- [Records that describe figures]:

○ ○ ○ ○

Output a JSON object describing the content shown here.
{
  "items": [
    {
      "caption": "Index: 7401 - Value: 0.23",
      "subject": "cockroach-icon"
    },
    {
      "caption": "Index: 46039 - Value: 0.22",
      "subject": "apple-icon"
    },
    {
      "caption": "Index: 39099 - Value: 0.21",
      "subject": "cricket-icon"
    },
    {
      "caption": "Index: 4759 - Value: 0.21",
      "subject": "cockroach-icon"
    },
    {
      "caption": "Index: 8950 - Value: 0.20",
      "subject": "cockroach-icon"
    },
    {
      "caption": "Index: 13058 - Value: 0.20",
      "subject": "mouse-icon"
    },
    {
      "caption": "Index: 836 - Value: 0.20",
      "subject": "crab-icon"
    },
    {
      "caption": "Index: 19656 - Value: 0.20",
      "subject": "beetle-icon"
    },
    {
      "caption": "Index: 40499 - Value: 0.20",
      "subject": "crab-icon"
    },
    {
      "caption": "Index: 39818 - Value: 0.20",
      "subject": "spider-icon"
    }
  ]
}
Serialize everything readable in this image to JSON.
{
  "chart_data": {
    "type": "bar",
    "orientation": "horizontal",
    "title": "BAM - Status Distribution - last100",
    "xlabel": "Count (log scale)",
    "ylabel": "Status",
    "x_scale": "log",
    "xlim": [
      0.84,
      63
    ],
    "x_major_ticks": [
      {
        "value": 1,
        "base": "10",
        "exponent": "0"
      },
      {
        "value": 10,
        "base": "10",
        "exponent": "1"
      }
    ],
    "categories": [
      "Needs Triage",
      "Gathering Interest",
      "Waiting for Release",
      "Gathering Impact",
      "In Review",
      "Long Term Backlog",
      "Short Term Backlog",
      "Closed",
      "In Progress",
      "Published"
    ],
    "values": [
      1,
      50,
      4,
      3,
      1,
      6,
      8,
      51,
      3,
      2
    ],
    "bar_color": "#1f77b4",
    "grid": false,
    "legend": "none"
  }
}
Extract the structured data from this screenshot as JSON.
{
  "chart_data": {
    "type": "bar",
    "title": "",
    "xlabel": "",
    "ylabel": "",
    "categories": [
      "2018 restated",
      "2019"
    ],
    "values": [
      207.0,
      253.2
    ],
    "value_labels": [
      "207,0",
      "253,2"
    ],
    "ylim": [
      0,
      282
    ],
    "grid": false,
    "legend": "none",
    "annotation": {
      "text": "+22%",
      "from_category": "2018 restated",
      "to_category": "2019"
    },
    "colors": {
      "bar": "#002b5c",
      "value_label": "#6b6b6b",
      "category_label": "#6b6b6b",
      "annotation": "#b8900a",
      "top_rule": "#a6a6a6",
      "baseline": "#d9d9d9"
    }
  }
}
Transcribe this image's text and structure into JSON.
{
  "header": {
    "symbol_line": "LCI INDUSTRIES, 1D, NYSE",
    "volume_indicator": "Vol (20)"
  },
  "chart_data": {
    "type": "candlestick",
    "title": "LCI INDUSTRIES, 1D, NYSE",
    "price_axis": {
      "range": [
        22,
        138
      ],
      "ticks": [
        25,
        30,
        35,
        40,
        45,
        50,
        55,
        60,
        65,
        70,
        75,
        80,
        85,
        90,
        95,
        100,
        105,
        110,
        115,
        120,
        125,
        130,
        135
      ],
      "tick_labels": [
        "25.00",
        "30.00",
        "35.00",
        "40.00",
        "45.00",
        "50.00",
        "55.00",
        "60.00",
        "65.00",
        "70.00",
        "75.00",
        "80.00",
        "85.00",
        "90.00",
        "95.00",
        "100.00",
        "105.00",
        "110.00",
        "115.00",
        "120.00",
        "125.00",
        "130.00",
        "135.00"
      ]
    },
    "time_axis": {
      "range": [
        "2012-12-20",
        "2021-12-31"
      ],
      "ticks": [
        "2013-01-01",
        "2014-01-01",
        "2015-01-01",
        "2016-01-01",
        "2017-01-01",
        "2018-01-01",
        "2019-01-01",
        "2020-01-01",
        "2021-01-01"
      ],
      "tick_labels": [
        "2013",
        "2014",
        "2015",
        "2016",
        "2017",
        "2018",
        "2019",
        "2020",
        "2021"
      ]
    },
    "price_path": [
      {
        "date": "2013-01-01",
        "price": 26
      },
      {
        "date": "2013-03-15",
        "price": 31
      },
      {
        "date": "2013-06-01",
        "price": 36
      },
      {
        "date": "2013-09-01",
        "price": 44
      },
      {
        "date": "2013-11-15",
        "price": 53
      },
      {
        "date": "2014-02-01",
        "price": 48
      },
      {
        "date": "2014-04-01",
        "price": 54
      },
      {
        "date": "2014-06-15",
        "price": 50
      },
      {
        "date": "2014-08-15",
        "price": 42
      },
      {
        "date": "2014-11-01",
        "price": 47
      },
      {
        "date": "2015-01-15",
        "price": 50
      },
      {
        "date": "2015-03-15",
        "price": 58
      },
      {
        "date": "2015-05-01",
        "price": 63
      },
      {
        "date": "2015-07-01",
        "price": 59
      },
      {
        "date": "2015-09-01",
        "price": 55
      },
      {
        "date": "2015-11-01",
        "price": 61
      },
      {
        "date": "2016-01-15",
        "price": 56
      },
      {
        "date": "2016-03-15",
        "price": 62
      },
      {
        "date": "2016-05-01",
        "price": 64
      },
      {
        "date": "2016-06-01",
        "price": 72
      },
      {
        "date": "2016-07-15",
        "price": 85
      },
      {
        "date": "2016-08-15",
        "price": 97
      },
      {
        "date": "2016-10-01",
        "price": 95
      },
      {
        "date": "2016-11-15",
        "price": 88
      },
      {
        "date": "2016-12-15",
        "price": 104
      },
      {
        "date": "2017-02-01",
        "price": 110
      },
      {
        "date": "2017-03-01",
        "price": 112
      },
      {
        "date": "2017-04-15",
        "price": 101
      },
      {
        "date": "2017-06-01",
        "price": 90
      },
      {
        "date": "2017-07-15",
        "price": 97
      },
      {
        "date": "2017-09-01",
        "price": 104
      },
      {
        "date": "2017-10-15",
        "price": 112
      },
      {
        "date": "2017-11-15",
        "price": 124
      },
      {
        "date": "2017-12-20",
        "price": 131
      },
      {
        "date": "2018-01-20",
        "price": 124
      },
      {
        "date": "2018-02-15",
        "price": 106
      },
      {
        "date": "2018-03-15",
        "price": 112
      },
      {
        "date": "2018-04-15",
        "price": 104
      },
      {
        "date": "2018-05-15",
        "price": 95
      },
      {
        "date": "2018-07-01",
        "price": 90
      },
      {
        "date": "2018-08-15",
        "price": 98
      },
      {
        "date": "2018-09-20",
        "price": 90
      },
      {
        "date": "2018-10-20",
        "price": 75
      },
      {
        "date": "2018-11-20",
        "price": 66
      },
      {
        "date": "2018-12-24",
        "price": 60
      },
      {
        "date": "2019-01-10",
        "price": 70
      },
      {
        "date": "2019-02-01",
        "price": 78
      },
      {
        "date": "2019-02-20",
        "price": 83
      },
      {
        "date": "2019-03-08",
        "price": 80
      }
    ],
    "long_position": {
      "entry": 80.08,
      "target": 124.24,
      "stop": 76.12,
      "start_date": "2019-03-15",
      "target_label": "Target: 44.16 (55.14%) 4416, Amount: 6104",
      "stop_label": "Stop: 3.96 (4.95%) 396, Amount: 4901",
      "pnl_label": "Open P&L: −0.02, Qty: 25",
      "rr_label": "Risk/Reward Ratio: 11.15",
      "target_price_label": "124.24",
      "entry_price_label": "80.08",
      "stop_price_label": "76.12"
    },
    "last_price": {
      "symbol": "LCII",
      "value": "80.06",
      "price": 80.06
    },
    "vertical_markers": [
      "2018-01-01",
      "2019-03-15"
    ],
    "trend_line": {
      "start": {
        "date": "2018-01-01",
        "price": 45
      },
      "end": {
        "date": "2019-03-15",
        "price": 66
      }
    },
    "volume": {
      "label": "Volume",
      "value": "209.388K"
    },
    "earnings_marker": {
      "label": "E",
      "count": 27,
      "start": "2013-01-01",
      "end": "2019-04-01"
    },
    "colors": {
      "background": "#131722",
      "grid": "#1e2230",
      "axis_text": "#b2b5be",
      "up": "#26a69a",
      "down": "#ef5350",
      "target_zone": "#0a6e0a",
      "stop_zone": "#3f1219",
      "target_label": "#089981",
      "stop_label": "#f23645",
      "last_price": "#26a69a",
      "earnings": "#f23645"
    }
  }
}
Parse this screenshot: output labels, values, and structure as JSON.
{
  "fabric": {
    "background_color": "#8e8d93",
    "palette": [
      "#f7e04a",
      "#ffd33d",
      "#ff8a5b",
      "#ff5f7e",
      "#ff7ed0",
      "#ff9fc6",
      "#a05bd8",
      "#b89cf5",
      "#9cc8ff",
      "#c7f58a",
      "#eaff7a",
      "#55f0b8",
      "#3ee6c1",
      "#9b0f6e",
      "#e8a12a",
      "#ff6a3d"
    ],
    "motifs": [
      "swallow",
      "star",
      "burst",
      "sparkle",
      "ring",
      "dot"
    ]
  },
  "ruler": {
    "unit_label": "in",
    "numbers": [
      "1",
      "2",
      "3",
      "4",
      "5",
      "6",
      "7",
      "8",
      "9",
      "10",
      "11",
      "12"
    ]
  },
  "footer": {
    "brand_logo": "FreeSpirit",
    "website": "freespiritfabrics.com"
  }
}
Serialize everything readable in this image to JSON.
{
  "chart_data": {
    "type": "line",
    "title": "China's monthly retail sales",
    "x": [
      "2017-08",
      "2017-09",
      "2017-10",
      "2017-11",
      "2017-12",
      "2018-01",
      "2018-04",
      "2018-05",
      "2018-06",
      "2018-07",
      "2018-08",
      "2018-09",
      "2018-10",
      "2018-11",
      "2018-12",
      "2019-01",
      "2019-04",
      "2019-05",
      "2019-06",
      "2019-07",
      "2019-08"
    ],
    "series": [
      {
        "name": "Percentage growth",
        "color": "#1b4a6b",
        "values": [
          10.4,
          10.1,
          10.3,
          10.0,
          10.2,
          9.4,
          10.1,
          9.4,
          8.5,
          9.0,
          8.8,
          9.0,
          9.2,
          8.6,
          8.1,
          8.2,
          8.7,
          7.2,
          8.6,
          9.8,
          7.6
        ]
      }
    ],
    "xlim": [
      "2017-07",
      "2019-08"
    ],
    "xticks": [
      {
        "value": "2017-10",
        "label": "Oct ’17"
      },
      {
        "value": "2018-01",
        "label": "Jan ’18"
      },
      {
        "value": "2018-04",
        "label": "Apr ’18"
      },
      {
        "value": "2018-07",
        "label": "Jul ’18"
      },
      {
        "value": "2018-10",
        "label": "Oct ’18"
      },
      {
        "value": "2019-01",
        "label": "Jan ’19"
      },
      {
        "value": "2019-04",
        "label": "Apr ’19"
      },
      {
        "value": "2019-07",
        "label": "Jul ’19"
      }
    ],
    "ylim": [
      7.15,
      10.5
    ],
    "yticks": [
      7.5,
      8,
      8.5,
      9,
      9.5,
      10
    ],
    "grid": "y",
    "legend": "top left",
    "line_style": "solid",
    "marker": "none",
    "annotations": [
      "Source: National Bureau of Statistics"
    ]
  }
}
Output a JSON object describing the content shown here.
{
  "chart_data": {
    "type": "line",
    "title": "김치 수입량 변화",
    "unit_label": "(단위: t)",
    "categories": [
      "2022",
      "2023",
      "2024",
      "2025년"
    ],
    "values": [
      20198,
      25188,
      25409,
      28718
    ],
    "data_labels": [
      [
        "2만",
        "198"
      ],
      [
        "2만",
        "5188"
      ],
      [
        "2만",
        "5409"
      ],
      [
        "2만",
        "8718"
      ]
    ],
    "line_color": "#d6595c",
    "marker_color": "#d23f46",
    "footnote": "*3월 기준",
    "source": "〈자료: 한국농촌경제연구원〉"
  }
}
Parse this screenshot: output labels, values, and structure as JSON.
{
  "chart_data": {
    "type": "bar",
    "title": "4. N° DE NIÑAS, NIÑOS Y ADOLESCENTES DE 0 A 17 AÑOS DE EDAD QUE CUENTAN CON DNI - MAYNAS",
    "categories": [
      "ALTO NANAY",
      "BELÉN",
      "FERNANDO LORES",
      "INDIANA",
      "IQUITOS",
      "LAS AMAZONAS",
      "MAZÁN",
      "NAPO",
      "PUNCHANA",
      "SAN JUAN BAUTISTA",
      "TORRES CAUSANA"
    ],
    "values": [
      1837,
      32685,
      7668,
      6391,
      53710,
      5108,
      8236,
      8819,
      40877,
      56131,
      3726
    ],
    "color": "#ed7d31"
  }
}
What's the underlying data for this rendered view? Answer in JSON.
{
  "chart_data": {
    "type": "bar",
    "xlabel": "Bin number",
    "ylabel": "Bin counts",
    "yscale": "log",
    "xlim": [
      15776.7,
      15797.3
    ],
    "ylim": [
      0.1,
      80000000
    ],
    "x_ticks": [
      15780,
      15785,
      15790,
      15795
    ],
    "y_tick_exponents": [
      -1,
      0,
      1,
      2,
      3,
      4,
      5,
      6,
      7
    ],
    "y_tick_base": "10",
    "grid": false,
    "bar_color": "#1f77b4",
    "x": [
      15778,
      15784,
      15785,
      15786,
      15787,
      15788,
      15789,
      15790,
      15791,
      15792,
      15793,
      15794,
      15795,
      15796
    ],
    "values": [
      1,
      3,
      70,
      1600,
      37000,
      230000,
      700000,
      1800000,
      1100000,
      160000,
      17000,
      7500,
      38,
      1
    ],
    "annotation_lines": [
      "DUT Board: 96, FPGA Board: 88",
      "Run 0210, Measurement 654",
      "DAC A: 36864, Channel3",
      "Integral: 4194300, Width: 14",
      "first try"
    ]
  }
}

○ ○ ○ ○

- [What to work on]:
Where a line in the entries holds "icon", copy that line.

- [Reply to the task]:
      "subject": "cockroach-icon"
      "subject": "apple-icon"
      "subject": "cricket-icon"
      "subject": "cockroach-icon"
      "subject": "cockroach-icon"
      "subject": "mouse-icon"
      "subject": "crab-icon"
      "subject": "beetle-icon"
      "subject": "crab-icon"
      "subject": "spider-icon"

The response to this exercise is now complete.